# Written exercise
In the material below, list every line carrying the string "text".

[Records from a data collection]
==================================================

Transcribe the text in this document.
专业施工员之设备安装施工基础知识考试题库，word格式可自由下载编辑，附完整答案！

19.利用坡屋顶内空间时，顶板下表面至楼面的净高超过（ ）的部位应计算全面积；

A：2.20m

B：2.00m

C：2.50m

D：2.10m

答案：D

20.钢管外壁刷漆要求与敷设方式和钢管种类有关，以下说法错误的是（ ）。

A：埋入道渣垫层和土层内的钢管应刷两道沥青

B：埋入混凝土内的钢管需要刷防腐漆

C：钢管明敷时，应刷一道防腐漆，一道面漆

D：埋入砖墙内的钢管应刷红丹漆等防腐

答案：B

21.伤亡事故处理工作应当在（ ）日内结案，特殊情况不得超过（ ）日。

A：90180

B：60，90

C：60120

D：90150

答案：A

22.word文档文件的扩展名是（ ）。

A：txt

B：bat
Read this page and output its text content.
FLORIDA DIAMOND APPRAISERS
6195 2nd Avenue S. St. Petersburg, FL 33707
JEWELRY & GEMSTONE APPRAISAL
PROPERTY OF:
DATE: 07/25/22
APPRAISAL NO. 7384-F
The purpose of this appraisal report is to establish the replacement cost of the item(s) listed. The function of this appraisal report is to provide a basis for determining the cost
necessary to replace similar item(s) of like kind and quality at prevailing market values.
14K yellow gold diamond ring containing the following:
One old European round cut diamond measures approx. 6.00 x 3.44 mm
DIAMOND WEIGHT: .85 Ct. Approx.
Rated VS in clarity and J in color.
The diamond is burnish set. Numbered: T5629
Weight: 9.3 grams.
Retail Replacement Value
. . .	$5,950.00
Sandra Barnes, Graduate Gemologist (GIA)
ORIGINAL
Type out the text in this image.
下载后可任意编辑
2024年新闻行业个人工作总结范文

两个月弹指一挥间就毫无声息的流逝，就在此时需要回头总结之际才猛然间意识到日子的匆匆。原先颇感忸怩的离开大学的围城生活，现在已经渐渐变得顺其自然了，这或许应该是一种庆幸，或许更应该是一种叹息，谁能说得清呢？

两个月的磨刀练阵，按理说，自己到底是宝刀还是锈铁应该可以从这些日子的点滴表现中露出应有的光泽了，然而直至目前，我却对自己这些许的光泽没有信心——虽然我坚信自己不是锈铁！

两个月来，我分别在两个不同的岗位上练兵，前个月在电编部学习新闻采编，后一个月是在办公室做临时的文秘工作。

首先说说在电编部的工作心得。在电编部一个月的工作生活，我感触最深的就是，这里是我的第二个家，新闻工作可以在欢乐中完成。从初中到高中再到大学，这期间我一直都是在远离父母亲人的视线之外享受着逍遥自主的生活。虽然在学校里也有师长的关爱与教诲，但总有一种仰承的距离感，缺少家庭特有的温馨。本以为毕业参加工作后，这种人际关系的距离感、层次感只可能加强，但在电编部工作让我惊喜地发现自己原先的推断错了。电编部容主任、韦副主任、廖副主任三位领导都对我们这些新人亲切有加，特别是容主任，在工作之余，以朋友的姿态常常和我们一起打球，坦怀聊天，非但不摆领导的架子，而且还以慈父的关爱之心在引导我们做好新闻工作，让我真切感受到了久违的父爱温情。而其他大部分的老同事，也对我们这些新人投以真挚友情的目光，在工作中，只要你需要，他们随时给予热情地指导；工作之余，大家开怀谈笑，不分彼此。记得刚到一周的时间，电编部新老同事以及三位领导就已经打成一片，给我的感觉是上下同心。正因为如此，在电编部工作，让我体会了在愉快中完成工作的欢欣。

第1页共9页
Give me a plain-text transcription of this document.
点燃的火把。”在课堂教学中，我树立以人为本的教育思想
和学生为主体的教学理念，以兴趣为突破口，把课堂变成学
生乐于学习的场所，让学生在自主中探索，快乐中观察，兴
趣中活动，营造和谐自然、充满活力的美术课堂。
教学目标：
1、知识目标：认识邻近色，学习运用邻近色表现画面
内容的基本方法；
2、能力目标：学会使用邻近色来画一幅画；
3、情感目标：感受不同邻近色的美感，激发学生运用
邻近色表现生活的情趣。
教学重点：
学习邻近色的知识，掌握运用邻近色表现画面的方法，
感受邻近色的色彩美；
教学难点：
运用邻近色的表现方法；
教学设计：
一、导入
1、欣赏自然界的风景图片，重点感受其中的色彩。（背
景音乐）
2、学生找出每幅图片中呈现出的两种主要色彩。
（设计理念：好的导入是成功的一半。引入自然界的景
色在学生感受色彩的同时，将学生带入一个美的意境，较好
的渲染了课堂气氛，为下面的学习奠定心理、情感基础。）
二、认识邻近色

==================================================

# Problem solution
Transcribe the text in this document.
Read this page and output its text content.
Type out the text in this image.
Give me a plain-text transcription of this document.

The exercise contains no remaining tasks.